(Collected data entries)
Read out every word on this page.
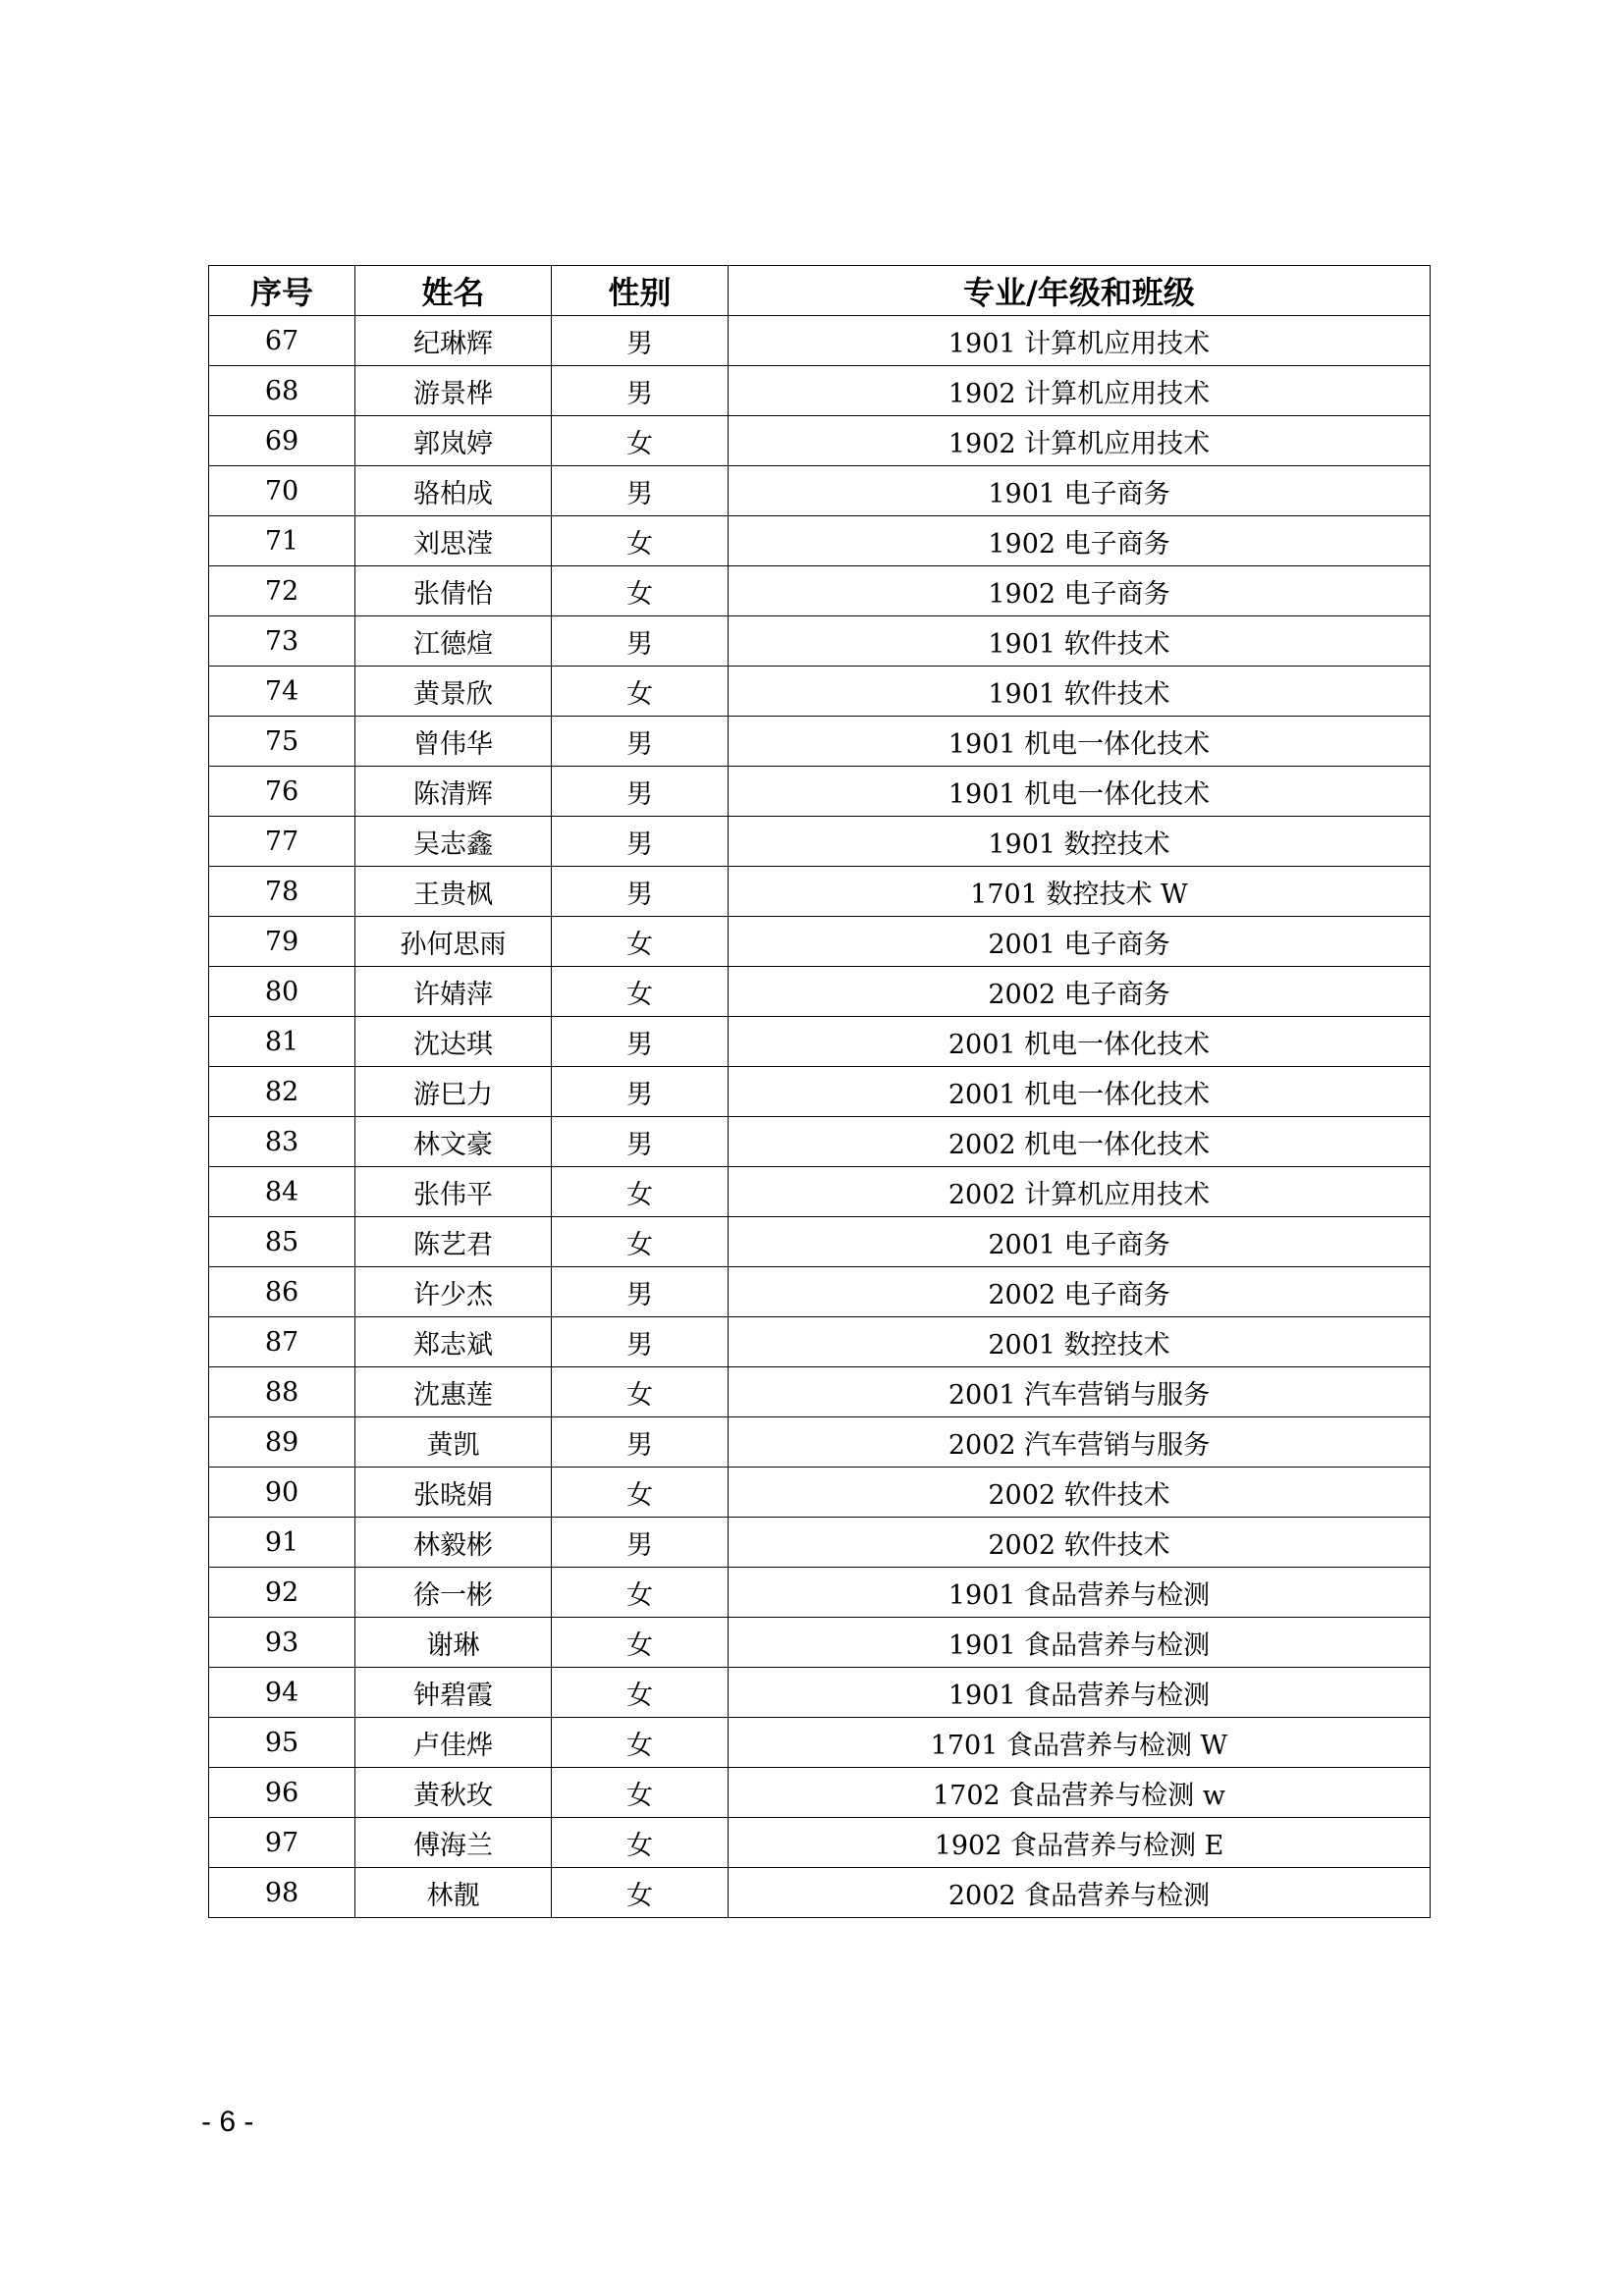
序号	姓名	性别	专业/年级和班级
67	纪琳辉	男	1901 计算机应用技术
68	游景桦	男	1902 计算机应用技术
69	郭岚婷	女	1902 计算机应用技术
70	骆柏成	男	1901 电子商务
71	刘思滢	女	1902 电子商务
72	张倩怡	女	1902 电子商务
73	江德煊	男	1901 软件技术
74	黄景欣	女	1901 软件技术
75	曾伟华	男	1901 机电一体化技术
76	陈清辉	男	1901 机电一体化技术
77	吴志鑫	男	1901 数控技术
78	王贵枫	男	1701 数控技术 W
79	孙何思雨	女	2001 电子商务
80	许婧萍	女	2002 电子商务
81	沈达琪	男	2001 机电一体化技术
82	游巳力	男	2001 机电一体化技术
83	林文豪	男	2002 机电一体化技术
84	张伟平	女	2002 计算机应用技术
85	陈艺君	女	2001 电子商务
86	许少杰	男	2002 电子商务
87	郑志斌	男	2001 数控技术
88	沈惠莲	女	2001 汽车营销与服务
89	黄凯	男	2002 汽车营销与服务
90	张晓娟	女	2002 软件技术
91	林毅彬	男	2002 软件技术
92	徐一彬	女	1901 食品营养与检测
93	谢琳	女	1901 食品营养与检测
94	钟碧霞	女	1901 食品营养与检测
95	卢佳烨	女	1701 食品营养与检测 W
96	黄秋玫	女	1702 食品营养与检测 w
97	傅海兰	女	1902 食品营养与检测 E
98	林靓	女	2002 食品营养与检测
- 6 -
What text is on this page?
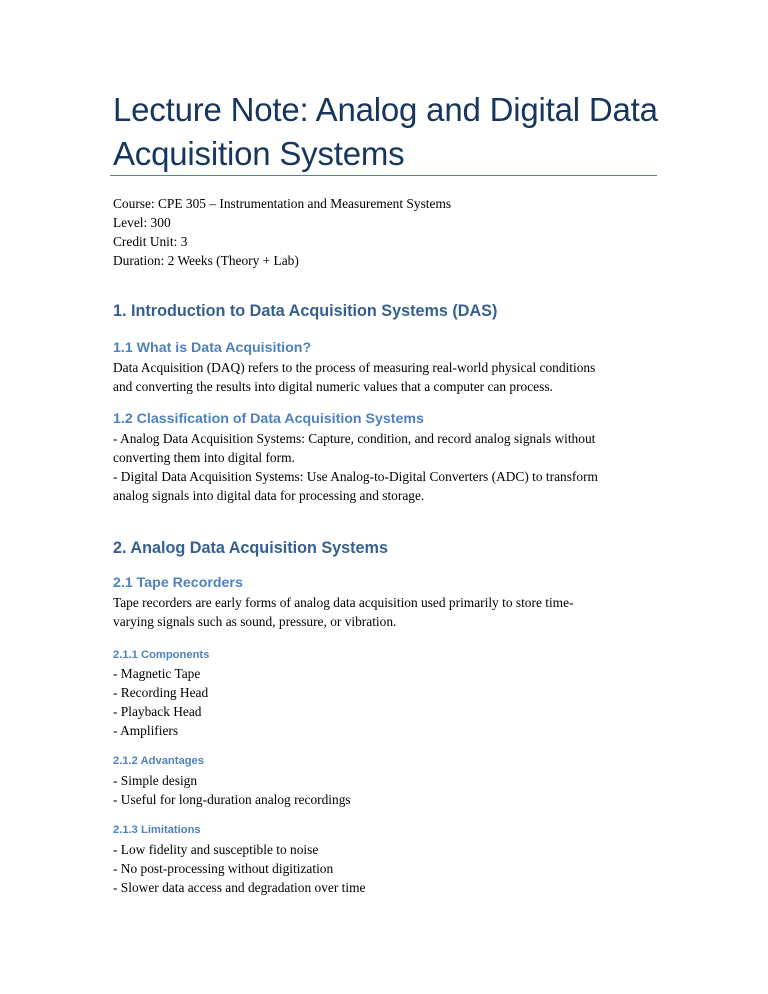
Lecture Note: Analog and Digital Data Acquisition Systems
Course: CPE 305 – Instrumentation and Measurement Systems
Level: 300
Credit Unit: 3
Duration: 2 Weeks (Theory + Lab)
1. Introduction to Data Acquisition Systems (DAS)
1.1 What is Data Acquisition?
Data Acquisition (DAQ) refers to the process of measuring real-world physical conditions
and converting the results into digital numeric values that a computer can process.
1.2 Classification of Data Acquisition Systems
- Analog Data Acquisition Systems: Capture, condition, and record analog signals without
converting them into digital form.
- Digital Data Acquisition Systems: Use Analog-to-Digital Converters (ADC) to transform
analog signals into digital data for processing and storage.
2. Analog Data Acquisition Systems
2.1 Tape Recorders
Tape recorders are early forms of analog data acquisition used primarily to store time-
varying signals such as sound, pressure, or vibration.
2.1.1 Components
- Magnetic Tape
- Recording Head
- Playback Head
- Amplifiers
2.1.2 Advantages
- Simple design
- Useful for long-duration analog recordings
2.1.3 Limitations
- Low fidelity and susceptible to noise
- No post-processing without digitization
- Slower data access and degradation over time
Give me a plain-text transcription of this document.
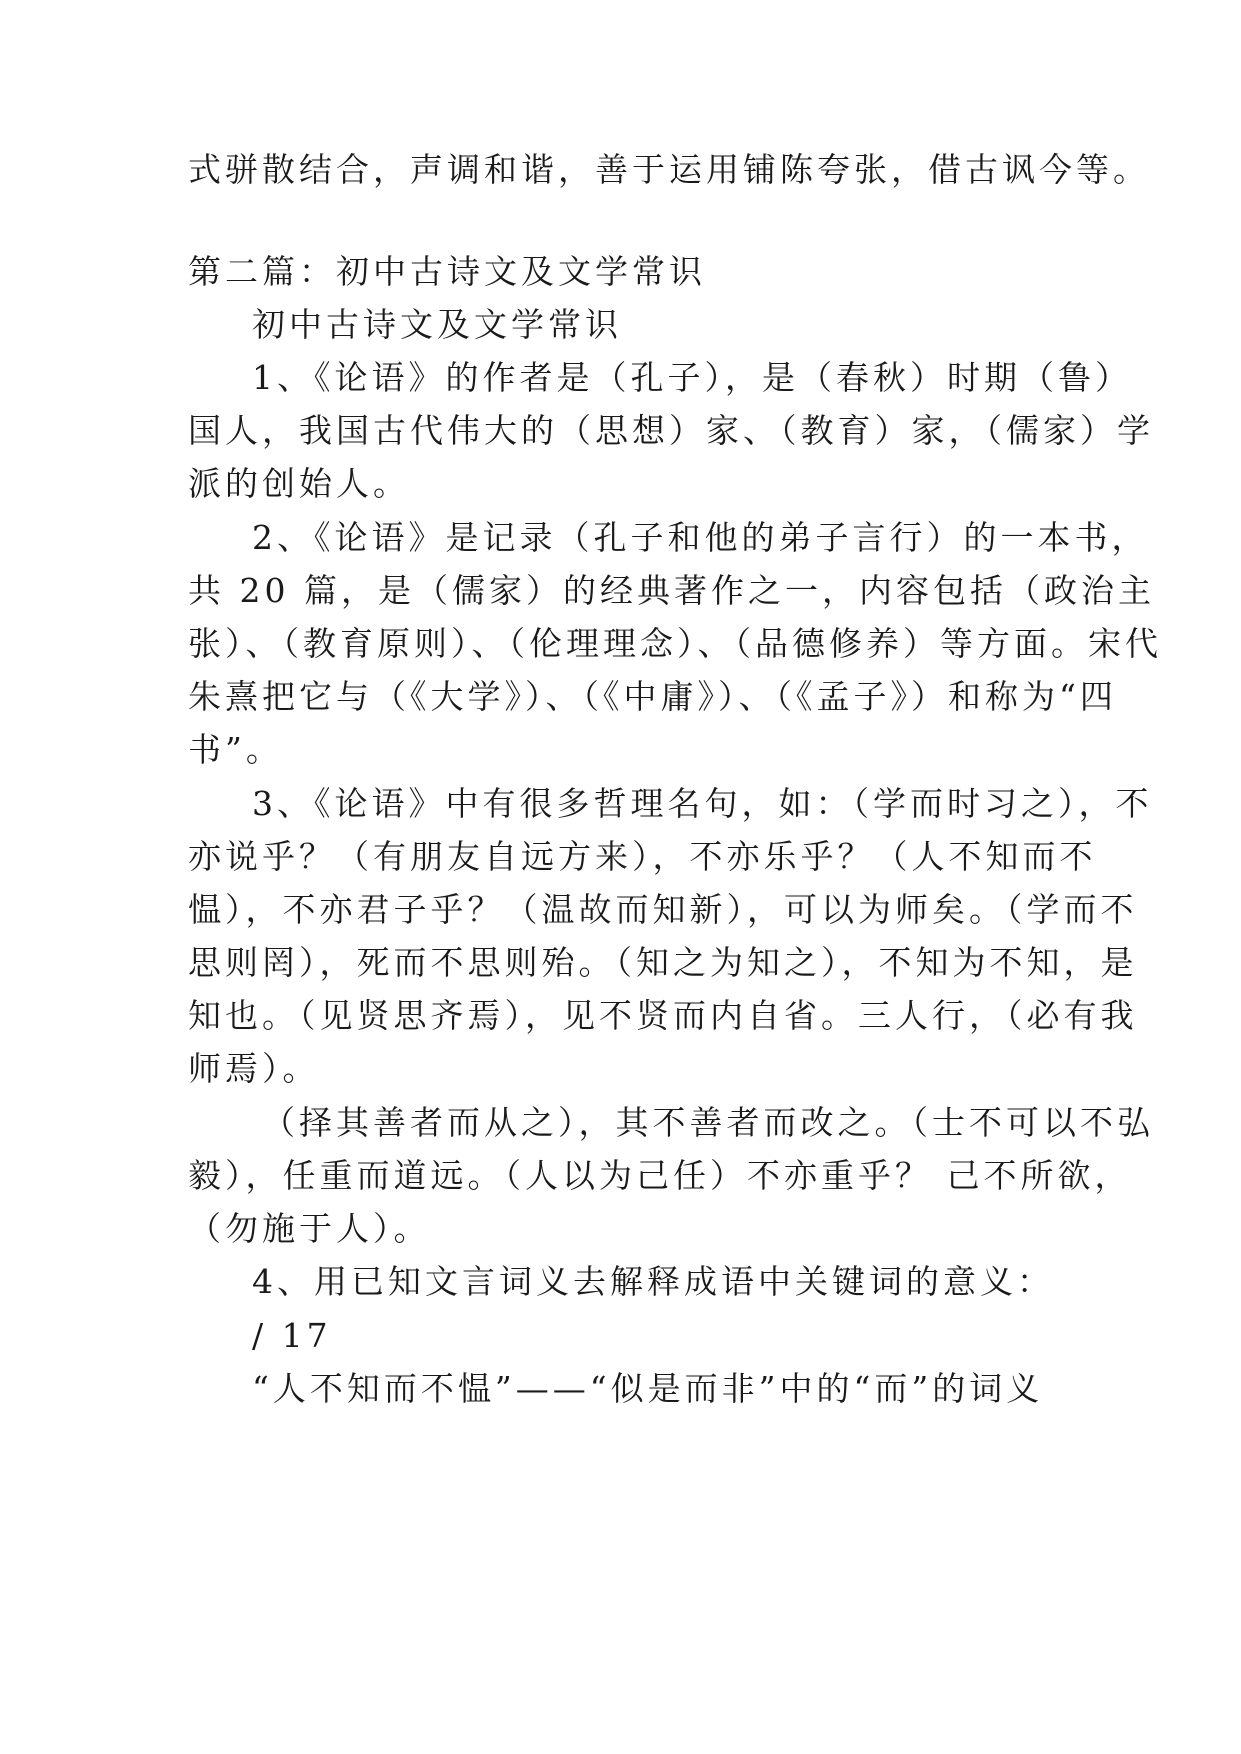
式骈散结合，声调和谐，善于运用铺陈夸张，借古讽今等。
第二篇：初中古诗文及文学常识
初中古诗文及文学常识
1、《论语》的作者是（孔子），是（春秋）时期（鲁）
国人，我国古代伟大的（思想）家、（教育）家，（儒家）学
派的创始人。
2、《论语》是记录（孔子和他的弟子言行）的一本书，
共 20 篇，是（儒家）的经典著作之一，内容包括（政治主
张）、（教育原则）、（伦理理念）、（品德修养）等方面。宋代
朱熹把它与（《大学》）、（《中庸》）、（《孟子》）和称为“四
书”。
3、《论语》中有很多哲理名句，如：（学而时习之），不
亦说乎？（有朋友自远方来），不亦乐乎？（人不知而不
愠），不亦君子乎？（温故而知新），可以为师矣。（学而不
思则罔），死而不思则殆。（知之为知之），不知为不知，是
知也。（见贤思齐焉），见不贤而内自省。三人行，（必有我
师焉）。
（择其善者而从之），其不善者而改之。（士不可以不弘
毅），任重而道远。（人以为己任）不亦重乎？ 己不所欲，
（勿施于人）。
4、用已知文言词义去解释成语中关键词的意义：
/ 17
“人不知而不愠”——“似是而非”中的“而”的词义
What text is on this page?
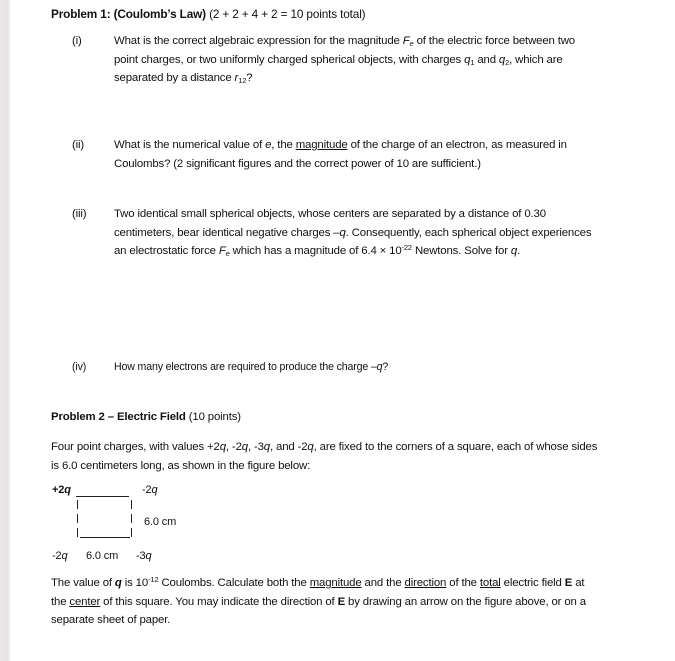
Problem 1: (Coulomb’s Law) (2 + 2 + 4 + 2 = 10 points total)
(i)	What is the correct algebraic expression for the magnitude $F_e$ of the electric force between two
point charges, or two uniformly charged spherical objects, with charges $q_1$ and $q_2$, which are
separated by a distance $r_{12}$?
(ii)	What is the numerical value of e, the magnitude of the charge of an electron, as measured in
Coulombs? (2 significant figures and the correct power of 10 are sufficient.)
(iii) Two identical small spherical objects, whose centers are separated by a distance of 0.30
centimeters, bear identical negative charges –q. Consequently, each spherical object experiences
an electrostatic force $F_e$ which has a magnitude of $6.4 \times 10^{-22}$ Newtons. Solve for q.
(iv)	How many electrons are required to produce the charge –q?
Problem 2 – Electric Field (10 points)
Four point charges, with values +2q, -2q, -3q, and -2q, are fixed to the corners of a square, each of whose sides
is 6.0 centimeters long, as shown in the figure below:
+2q	-2q
6.0 cm
-2q 6.0 cm -3q
The value of q is $10^{-12}$ Coulombs. Calculate both the magnitude and the direction of the total electric field E at
the center of this square. You may indicate the direction of E by drawing an arrow on the figure above, or on a
separate sheet of paper.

■ The exercise: Copy out all the data without changing anything, and drop the pictures.

■ Exercise answer:
Read out every word on this page.
序号	姓名	性别	专业/年级和班级
67	纪琳辉	男	1901 计算机应用技术
68	游景桦	男	1902 计算机应用技术
69	郭岚婷	女	1902 计算机应用技术
70	骆柏成	男	1901 电子商务
71	刘思滢	女	1902 电子商务
72	张倩怡	女	1902 电子商务
73	江德煊	男	1901 软件技术
74	黄景欣	女	1901 软件技术
75	曾伟华	男	1901 机电一体化技术
76	陈清辉	男	1901 机电一体化技术
77	吴志鑫	男	1901 数控技术
78	王贵枫	男	1701 数控技术 W
79	孙何思雨	女	2001 电子商务
80	许婧萍	女	2002 电子商务
81	沈达琪	男	2001 机电一体化技术
82	游巳力	男	2001 机电一体化技术
83	林文豪	男	2002 机电一体化技术
84	张伟平	女	2002 计算机应用技术
85	陈艺君	女	2001 电子商务
86	许少杰	男	2002 电子商务
87	郑志斌	男	2001 数控技术
88	沈惠莲	女	2001 汽车营销与服务
89	黄凯	男	2002 汽车营销与服务
90	张晓娟	女	2002 软件技术
91	林毅彬	男	2002 软件技术
92	徐一彬	女	1901 食品营养与检测
93	谢琳	女	1901 食品营养与检测
94	钟碧霞	女	1901 食品营养与检测
95	卢佳烨	女	1701 食品营养与检测 W
96	黄秋玫	女	1702 食品营养与检测 w
97	傅海兰	女	1902 食品营养与检测 E
98	林靓	女	2002 食品营养与检测
- 6 -
What text is on this page?
Lecture Note: Analog and Digital Data Acquisition Systems
Course: CPE 305 – Instrumentation and Measurement Systems
Level: 300
Credit Unit: 3
Duration: 2 Weeks (Theory + Lab)
1. Introduction to Data Acquisition Systems (DAS)
1.1 What is Data Acquisition?
Data Acquisition (DAQ) refers to the process of measuring real-world physical conditions
and converting the results into digital numeric values that a computer can process.
1.2 Classification of Data Acquisition Systems
- Analog Data Acquisition Systems: Capture, condition, and record analog signals without
converting them into digital form.
- Digital Data Acquisition Systems: Use Analog-to-Digital Converters (ADC) to transform
analog signals into digital data for processing and storage.
2. Analog Data Acquisition Systems
2.1 Tape Recorders
Tape recorders are early forms of analog data acquisition used primarily to store time-
varying signals such as sound, pressure, or vibration.
2.1.1 Components
- Magnetic Tape
- Recording Head
- Playback Head
- Amplifiers
2.1.2 Advantages
- Simple design
- Useful for long-duration analog recordings
2.1.3 Limitations
- Low fidelity and susceptible to noise
- No post-processing without digitization
- Slower data access and degradation over time
Give me a plain-text transcription of this document.
式骈散结合，声调和谐，善于运用铺陈夸张，借古讽今等。
第二篇：初中古诗文及文学常识
初中古诗文及文学常识
1、《论语》的作者是（孔子），是（春秋）时期（鲁）
国人，我国古代伟大的（思想）家、（教育）家，（儒家）学
派的创始人。
2、《论语》是记录（孔子和他的弟子言行）的一本书，
共 20 篇，是（儒家）的经典著作之一，内容包括（政治主
张）、（教育原则）、（伦理理念）、（品德修养）等方面。宋代
朱熹把它与（《大学》）、（《中庸》）、（《孟子》）和称为“四
书”。
3、《论语》中有很多哲理名句，如：（学而时习之），不
亦说乎？（有朋友自远方来），不亦乐乎？（人不知而不
愠），不亦君子乎？（温故而知新），可以为师矣。（学而不
思则罔），死而不思则殆。（知之为知之），不知为不知，是
知也。（见贤思齐焉），见不贤而内自省。三人行，（必有我
师焉）。
（择其善者而从之），其不善者而改之。（士不可以不弘
毅），任重而道远。（人以为己任）不亦重乎？ 己不所欲，
（勿施于人）。
4、用已知文言词义去解释成语中关键词的意义：
/ 17
“人不知而不愠”——“似是而非”中的“而”的词义
What text is on this page?
Problem 1: (Coulomb’s Law) (2 + 2 + 4 + 2 = 10 points total)
(i)	What is the correct algebraic expression for the magnitude $F_e$ of the electric force between two
point charges, or two uniformly charged spherical objects, with charges $q_1$ and $q_2$, which are
separated by a distance $r_{12}$?
(ii)	What is the numerical value of e, the magnitude of the charge of an electron, as measured in
Coulombs? (2 significant figures and the correct power of 10 are sufficient.)
(iii) Two identical small spherical objects, whose centers are separated by a distance of 0.30
centimeters, bear identical negative charges –q. Consequently, each spherical object experiences
an electrostatic force $F_e$ which has a magnitude of $6.4 \times 10^{-22}$ Newtons. Solve for q.
(iv)	How many electrons are required to produce the charge –q?
Problem 2 – Electric Field (10 points)
Four point charges, with values +2q, -2q, -3q, and -2q, are fixed to the corners of a square, each of whose sides
is 6.0 centimeters long, as shown in the figure below:
+2q	-2q
6.0 cm
-2q 6.0 cm -3q
The value of q is $10^{-12}$ Coulombs. Calculate both the magnitude and the direction of the total electric field E at
the center of this square. You may indicate the direction of E by drawing an arrow on the figure above, or on a
separate sheet of paper.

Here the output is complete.